# What is being asked:
Using the listing below, please gather every line containing the word "available".

# Input:
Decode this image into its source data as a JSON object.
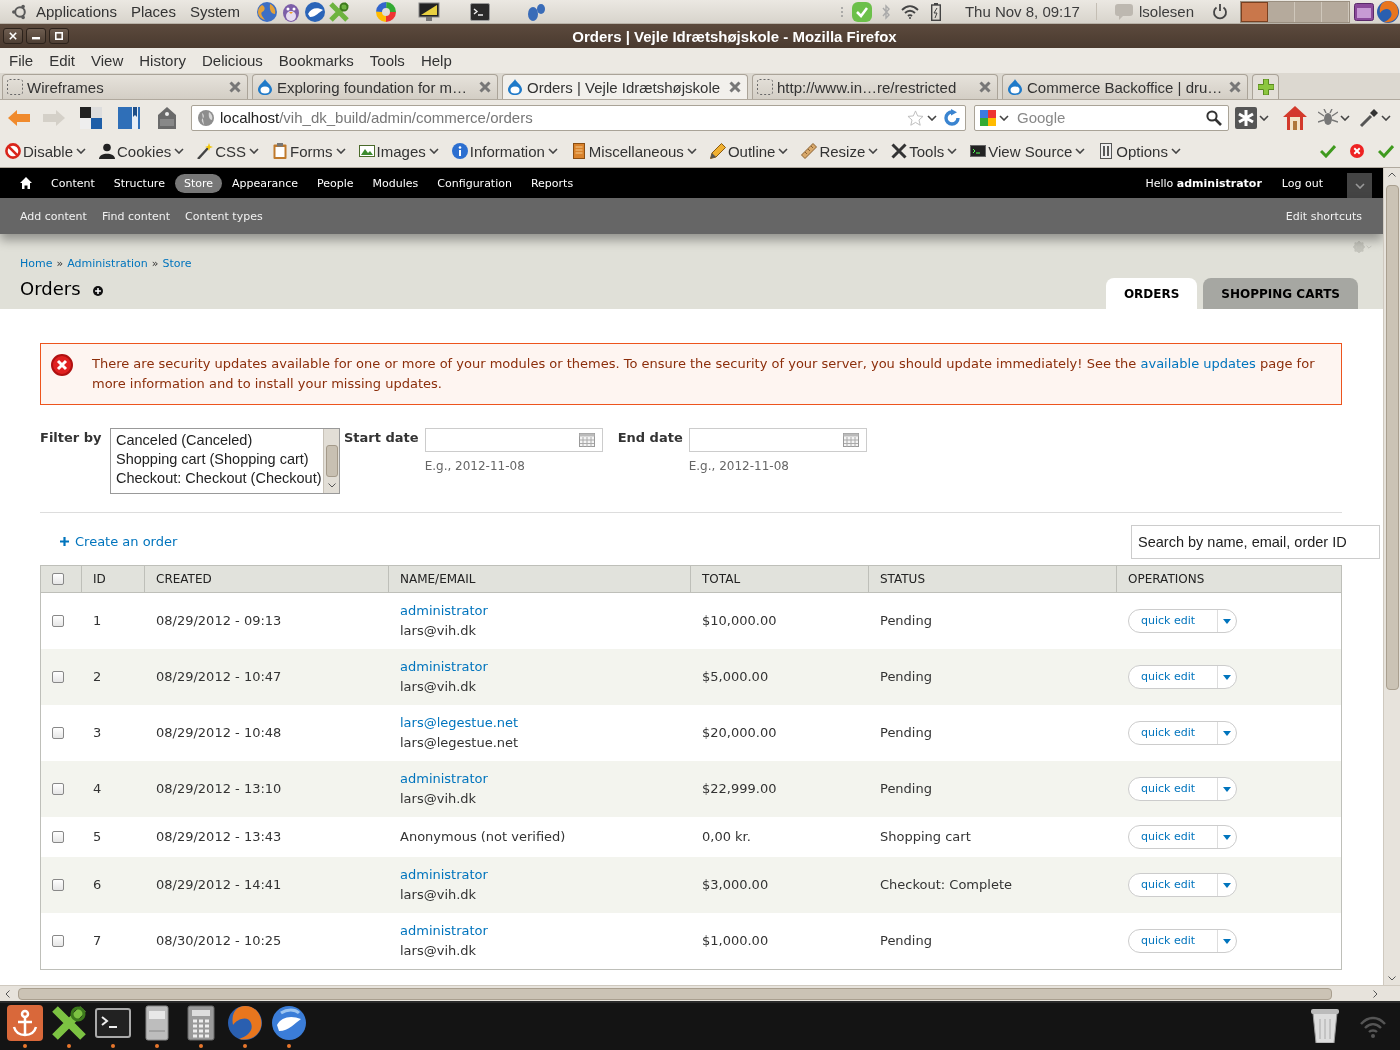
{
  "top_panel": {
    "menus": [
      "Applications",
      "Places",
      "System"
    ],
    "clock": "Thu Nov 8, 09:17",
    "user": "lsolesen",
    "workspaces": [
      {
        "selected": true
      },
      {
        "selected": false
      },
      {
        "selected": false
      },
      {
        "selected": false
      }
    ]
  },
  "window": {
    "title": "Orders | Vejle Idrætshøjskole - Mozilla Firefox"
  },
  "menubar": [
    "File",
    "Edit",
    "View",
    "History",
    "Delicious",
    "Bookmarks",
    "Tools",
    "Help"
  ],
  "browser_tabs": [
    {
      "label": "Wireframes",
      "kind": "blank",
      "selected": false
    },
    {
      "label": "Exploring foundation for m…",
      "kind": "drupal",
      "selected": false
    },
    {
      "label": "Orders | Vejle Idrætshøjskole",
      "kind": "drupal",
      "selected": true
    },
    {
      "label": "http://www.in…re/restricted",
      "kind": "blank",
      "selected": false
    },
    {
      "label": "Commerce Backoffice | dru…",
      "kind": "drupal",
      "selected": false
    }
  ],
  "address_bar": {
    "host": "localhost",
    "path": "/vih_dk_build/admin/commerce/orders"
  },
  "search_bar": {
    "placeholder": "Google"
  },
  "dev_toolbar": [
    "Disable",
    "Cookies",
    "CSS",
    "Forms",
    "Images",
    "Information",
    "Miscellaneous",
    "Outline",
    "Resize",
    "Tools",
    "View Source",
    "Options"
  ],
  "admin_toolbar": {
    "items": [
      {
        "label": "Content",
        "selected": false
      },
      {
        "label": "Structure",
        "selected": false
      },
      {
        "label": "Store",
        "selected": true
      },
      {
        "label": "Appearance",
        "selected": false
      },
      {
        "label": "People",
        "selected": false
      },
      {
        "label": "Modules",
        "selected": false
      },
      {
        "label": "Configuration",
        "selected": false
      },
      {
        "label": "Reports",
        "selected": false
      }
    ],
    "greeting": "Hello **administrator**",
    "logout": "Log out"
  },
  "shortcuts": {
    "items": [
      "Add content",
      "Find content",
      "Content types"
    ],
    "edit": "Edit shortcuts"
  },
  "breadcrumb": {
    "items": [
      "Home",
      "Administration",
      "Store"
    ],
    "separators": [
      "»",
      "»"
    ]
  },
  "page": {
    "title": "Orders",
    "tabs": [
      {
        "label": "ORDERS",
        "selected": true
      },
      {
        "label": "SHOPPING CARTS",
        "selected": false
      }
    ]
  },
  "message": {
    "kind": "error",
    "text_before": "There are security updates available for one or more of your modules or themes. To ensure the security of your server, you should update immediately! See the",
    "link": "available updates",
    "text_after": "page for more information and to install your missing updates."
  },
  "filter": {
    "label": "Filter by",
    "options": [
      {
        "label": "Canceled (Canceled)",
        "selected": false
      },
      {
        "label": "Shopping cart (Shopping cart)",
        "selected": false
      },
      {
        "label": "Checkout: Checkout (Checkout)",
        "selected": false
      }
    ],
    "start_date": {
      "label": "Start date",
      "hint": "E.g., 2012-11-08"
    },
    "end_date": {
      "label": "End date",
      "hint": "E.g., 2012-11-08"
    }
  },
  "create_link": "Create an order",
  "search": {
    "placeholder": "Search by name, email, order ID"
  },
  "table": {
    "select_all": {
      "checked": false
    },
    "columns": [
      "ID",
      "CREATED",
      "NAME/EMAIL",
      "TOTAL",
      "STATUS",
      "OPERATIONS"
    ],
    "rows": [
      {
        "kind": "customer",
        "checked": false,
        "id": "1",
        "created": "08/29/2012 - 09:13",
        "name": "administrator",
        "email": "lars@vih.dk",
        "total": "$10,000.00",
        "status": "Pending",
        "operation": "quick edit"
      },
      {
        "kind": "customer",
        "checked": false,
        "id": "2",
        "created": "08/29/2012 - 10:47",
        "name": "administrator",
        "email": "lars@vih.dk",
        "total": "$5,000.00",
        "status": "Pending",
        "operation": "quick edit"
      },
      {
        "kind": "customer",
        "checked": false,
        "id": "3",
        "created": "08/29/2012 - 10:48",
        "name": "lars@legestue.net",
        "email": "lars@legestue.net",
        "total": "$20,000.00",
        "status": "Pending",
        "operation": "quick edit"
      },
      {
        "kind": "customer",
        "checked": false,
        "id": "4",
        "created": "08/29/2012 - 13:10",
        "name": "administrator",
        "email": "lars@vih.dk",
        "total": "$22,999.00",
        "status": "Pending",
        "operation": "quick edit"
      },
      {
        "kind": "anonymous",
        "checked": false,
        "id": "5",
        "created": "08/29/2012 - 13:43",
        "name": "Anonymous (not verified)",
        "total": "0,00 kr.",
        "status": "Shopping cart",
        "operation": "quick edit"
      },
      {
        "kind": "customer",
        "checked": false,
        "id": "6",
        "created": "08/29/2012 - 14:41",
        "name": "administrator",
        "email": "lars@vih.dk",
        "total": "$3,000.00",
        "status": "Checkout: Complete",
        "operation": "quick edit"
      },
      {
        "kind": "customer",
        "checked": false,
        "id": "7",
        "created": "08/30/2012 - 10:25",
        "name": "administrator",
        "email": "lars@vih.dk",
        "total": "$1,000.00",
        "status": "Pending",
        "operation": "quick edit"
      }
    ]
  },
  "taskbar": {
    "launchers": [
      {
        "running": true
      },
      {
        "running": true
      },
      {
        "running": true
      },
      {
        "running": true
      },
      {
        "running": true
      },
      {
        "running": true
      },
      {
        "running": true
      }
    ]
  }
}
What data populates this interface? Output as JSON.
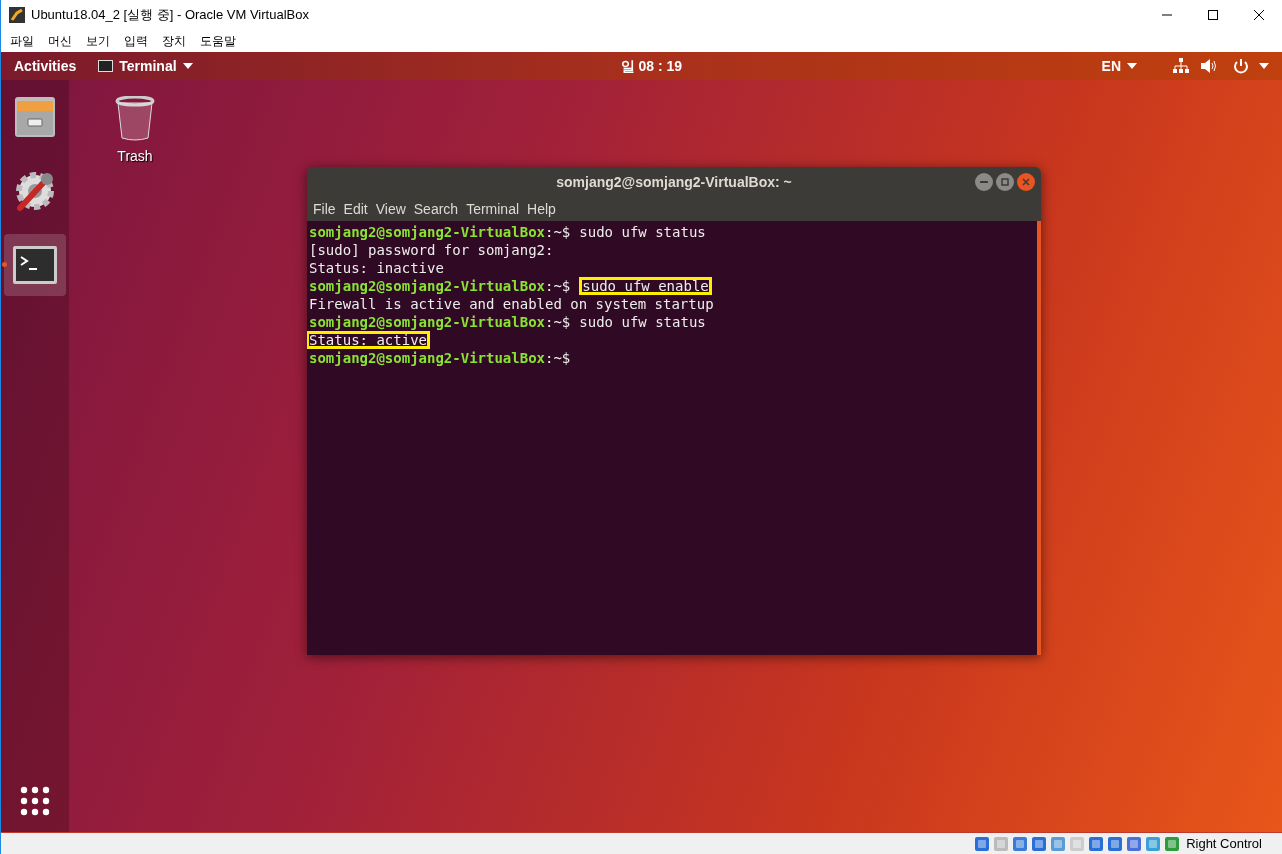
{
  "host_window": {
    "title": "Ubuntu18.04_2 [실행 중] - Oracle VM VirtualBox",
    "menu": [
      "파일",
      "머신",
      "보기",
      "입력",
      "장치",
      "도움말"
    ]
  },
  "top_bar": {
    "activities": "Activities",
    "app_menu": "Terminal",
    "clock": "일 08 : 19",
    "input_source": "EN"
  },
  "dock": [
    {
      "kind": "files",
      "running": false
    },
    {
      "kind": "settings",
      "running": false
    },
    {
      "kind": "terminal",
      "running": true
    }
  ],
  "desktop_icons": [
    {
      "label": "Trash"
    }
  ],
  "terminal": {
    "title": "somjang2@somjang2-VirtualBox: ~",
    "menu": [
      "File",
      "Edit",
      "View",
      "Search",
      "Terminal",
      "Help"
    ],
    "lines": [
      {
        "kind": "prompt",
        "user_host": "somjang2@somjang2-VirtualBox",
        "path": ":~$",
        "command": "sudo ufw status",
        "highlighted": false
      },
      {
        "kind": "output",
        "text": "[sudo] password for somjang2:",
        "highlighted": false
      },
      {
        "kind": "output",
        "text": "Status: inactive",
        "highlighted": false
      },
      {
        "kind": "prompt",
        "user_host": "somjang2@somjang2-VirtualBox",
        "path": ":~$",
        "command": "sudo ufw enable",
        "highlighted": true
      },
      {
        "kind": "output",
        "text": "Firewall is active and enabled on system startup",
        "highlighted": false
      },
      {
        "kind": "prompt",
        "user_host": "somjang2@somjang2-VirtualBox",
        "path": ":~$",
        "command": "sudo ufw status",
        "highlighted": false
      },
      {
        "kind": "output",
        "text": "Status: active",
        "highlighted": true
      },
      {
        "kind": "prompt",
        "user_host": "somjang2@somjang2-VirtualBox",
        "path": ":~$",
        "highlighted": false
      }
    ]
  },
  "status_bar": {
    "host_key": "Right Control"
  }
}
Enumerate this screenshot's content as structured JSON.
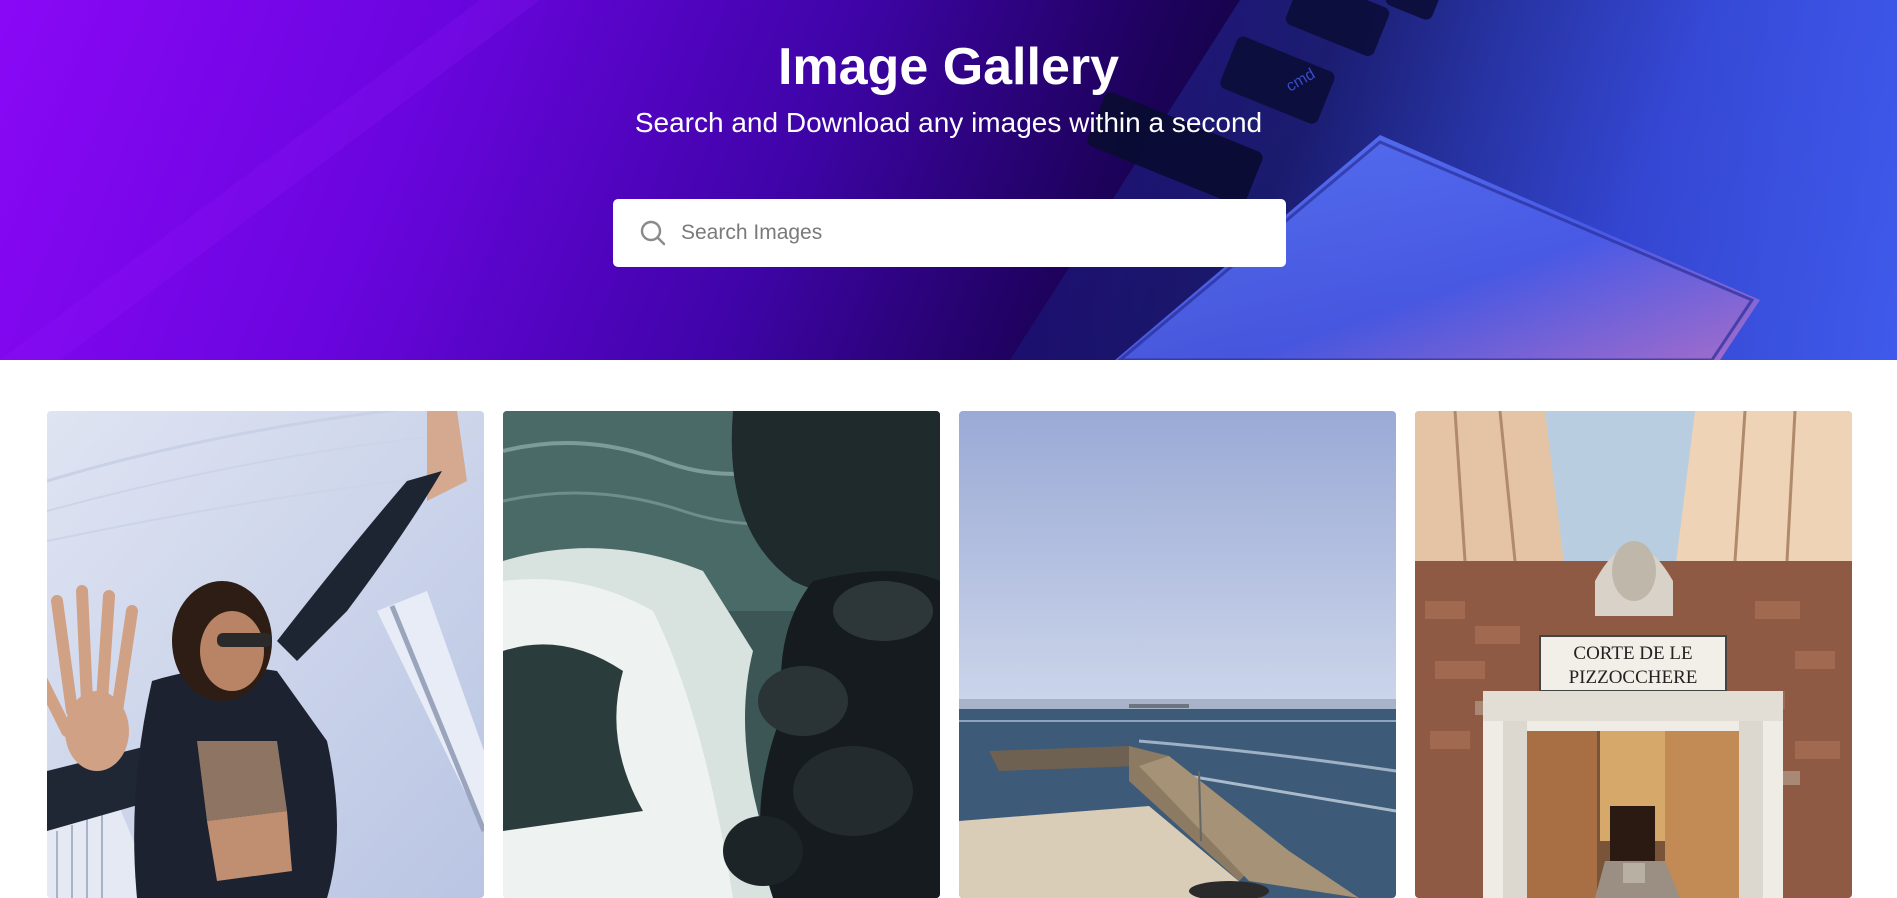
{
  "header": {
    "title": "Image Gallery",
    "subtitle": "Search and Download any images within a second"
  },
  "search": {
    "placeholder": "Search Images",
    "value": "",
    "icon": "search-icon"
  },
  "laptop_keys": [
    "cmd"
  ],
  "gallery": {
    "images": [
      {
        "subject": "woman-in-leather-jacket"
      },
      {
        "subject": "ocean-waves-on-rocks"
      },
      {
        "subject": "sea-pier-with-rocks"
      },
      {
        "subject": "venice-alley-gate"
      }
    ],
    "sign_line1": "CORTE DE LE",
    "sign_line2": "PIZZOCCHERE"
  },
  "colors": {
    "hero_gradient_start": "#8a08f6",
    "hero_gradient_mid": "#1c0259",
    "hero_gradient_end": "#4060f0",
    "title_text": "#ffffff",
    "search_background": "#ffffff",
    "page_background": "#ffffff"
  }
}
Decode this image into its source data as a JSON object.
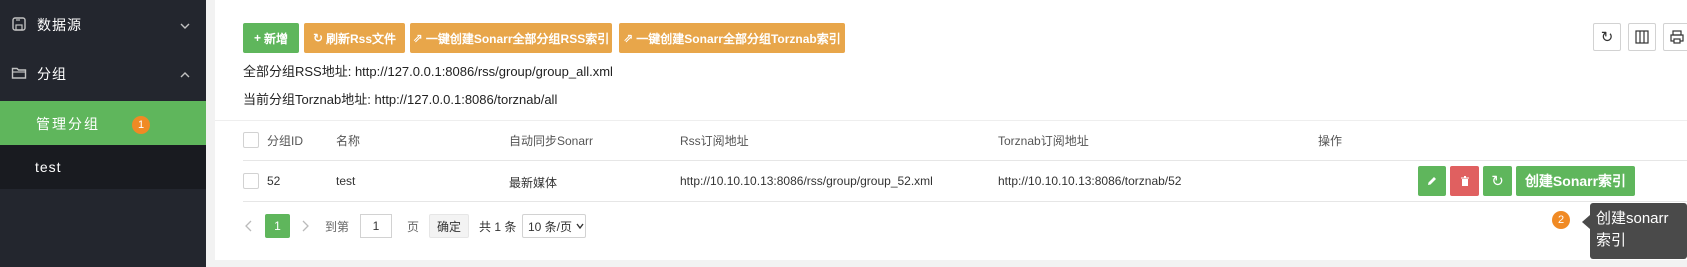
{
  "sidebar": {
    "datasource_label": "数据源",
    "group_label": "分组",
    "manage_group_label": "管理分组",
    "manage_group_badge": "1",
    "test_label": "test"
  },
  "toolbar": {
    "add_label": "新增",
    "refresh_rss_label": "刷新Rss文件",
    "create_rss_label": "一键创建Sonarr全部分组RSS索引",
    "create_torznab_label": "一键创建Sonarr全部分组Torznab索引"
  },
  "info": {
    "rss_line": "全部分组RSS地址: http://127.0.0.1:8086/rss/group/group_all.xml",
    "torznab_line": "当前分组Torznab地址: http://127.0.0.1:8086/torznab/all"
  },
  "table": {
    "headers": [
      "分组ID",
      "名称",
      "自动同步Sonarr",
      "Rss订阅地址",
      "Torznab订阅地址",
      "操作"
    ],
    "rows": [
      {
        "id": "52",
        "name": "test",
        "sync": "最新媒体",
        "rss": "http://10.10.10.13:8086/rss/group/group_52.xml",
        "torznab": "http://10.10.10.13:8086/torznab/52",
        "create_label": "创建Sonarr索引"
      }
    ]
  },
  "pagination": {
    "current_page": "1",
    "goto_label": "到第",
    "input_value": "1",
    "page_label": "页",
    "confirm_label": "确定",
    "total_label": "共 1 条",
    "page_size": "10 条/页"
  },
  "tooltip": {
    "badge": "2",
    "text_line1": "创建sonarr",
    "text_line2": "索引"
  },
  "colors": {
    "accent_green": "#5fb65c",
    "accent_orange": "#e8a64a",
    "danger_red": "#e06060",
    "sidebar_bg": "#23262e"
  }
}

# Solution below:
    "text_before": "There are security updates available for one or more of your modules or themes. To ensure the security of your server, you should update immediately! See the",
    "link": "available updates",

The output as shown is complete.